- **Work to do**
Can you output the records below exactly as they are written?

- **Task data**
—————
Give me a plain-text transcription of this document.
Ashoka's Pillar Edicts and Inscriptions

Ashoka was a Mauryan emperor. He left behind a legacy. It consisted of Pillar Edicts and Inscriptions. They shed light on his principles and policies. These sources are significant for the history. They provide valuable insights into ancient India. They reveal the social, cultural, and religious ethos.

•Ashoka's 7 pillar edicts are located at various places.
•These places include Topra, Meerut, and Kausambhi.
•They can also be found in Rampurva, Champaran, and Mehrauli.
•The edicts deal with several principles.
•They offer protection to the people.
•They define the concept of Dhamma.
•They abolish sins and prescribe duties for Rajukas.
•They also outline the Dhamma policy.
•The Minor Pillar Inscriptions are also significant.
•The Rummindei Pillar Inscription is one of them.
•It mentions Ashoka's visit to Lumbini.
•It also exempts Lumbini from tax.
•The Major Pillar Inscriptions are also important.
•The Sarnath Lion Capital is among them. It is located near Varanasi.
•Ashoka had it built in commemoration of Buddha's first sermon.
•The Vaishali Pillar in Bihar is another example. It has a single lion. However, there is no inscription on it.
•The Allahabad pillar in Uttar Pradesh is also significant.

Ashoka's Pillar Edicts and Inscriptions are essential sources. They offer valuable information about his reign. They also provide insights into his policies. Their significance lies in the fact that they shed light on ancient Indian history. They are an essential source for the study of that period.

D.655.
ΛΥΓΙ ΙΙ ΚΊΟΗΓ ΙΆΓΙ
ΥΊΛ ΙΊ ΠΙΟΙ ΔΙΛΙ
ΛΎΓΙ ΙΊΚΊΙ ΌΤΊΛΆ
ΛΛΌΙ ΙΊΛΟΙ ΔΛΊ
—————
- **Written solution**
Give me a plain-text transcription of this document.
Ashoka's Pillar Edicts and Inscriptions

Ashoka was a Mauryan emperor. He left behind a legacy. It consisted of Pillar Edicts and Inscriptions. They shed light on his principles and policies. These sources are significant for the history. They provide valuable insights into ancient India. They reveal the social, cultural, and religious ethos.

•Ashoka's 7 pillar edicts are located at various places.
•These places include Topra, Meerut, and Kausambhi.
•They can also be found in Rampurva, Champaran, and Mehrauli.
•The edicts deal with several principles.
•They offer protection to the people.
•They define the concept of Dhamma.
•They abolish sins and prescribe duties for Rajukas.
•They also outline the Dhamma policy.
•The Minor Pillar Inscriptions are also significant.
•The Rummindei Pillar Inscription is one of them.
•It mentions Ashoka's visit to Lumbini.
•It also exempts Lumbini from tax.
•The Major Pillar Inscriptions are also important.
•The Sarnath Lion Capital is among them. It is located near Varanasi.
•Ashoka had it built in commemoration of Buddha's first sermon.
•The Vaishali Pillar in Bihar is another example. It has a single lion. However, there is no inscription on it.
•The Allahabad pillar in Uttar Pradesh is also significant.

Ashoka's Pillar Edicts and Inscriptions are essential sources. They offer valuable information about his reign. They also provide insights into his policies. Their significance lies in the fact that they shed light on ancient Indian history. They are an essential source for the study of that period.

D.655.
ΛΥΓΙ ΙΙ ΚΊΟΗΓ ΙΆΓΙ
ΥΊΛ ΙΊ ΠΙΟΙ ΔΙΛΙ
ΛΎΓΙ ΙΊΚΊΙ ΌΤΊΛΆ
ΛΛΌΙ ΙΊΛΟΙ ΔΛΊ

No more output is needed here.